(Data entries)
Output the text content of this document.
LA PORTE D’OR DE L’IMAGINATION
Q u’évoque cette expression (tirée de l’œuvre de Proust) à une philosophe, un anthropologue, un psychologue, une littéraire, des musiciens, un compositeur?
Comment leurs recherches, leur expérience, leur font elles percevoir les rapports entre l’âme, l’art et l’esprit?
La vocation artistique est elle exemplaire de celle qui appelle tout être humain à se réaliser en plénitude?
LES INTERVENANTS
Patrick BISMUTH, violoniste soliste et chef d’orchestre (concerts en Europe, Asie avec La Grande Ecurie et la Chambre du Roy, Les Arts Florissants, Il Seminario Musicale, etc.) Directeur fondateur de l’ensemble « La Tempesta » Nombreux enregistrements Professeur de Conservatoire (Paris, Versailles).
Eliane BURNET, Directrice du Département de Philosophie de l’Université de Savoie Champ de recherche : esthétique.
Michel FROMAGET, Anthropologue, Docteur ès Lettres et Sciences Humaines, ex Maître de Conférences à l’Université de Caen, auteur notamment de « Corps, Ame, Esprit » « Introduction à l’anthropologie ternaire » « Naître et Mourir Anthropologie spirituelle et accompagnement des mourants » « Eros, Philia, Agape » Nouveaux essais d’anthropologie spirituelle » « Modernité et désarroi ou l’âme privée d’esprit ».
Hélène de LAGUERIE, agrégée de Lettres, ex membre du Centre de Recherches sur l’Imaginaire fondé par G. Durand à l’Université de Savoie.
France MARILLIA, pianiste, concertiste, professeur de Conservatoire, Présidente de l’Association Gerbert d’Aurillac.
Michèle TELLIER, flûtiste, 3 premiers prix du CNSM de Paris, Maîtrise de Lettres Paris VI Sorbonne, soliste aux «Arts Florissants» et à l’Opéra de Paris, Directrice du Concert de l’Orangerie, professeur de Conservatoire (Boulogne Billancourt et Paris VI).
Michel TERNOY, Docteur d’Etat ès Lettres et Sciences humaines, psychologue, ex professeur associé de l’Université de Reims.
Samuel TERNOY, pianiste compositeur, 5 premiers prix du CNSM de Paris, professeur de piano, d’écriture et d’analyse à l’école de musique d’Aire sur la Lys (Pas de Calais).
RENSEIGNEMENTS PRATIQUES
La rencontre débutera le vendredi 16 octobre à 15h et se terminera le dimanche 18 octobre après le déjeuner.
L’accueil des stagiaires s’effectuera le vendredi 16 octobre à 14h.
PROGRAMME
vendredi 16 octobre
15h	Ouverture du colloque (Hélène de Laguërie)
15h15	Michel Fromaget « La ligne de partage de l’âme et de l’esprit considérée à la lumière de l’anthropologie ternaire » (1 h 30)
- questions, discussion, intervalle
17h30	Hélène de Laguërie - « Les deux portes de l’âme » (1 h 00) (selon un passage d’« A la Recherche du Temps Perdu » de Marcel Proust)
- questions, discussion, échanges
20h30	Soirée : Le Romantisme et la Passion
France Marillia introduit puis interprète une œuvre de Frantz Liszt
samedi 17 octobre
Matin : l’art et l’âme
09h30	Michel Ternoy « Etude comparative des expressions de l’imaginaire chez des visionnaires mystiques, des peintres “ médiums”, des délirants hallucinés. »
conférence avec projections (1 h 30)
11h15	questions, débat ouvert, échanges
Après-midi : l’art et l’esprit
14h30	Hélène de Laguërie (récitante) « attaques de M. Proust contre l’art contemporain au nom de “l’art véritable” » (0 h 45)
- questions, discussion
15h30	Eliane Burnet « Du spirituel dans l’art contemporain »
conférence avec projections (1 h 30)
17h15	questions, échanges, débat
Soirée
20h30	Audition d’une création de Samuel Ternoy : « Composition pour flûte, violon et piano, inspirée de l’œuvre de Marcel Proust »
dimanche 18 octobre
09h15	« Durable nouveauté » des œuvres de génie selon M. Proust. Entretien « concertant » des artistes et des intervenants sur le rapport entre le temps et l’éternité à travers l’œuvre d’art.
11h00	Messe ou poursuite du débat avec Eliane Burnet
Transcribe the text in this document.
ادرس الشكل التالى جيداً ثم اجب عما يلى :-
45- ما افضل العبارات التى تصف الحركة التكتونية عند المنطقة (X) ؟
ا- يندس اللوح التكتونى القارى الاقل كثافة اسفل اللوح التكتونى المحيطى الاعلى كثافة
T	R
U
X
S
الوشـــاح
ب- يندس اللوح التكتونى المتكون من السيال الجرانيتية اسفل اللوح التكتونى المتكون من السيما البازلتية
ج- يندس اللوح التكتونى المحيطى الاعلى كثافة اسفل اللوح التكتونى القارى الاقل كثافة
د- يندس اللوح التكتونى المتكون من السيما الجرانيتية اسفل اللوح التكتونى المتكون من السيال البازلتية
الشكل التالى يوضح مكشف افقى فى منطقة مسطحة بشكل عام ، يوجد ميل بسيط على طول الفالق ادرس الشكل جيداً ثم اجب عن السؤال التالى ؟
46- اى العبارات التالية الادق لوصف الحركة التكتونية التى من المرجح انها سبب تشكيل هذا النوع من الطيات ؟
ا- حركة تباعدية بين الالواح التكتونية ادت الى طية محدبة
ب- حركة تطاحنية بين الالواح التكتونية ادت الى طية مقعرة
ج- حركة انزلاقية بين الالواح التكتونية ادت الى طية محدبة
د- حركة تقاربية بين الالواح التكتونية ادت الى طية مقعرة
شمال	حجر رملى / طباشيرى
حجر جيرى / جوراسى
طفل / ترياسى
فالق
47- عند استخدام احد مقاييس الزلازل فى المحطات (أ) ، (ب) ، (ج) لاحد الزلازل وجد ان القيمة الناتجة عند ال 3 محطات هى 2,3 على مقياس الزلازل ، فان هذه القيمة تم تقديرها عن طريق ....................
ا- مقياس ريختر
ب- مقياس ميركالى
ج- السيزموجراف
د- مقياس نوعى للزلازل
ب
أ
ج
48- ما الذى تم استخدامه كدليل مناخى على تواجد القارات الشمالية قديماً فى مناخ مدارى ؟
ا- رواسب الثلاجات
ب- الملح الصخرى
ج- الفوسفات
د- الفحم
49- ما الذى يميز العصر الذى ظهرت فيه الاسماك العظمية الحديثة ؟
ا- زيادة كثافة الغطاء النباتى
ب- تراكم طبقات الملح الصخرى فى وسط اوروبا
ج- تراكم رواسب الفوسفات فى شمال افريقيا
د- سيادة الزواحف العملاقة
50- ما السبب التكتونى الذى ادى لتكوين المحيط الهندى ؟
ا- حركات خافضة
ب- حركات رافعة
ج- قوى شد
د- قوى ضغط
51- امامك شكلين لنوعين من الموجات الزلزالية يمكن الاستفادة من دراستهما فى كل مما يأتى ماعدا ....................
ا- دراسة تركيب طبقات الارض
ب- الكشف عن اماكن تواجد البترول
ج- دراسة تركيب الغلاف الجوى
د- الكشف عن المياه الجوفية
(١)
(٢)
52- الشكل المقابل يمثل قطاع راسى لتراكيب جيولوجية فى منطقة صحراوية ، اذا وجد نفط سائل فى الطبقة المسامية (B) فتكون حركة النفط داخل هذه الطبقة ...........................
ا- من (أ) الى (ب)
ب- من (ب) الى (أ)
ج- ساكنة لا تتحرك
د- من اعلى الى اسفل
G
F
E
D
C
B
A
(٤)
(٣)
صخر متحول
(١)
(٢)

*Work required:* Find the lines above that include the string "الذى" and copy them.

*The output:*
48- ما الذى تم استخدامه كدليل مناخى على تواجد القارات الشمالية قديماً فى مناخ مدارى ؟
49- ما الذى يميز العصر الذى ظهرت فيه الاسماك العظمية الحديثة ؟
50- ما السبب التكتونى الذى ادى لتكوين المحيط الهندى ؟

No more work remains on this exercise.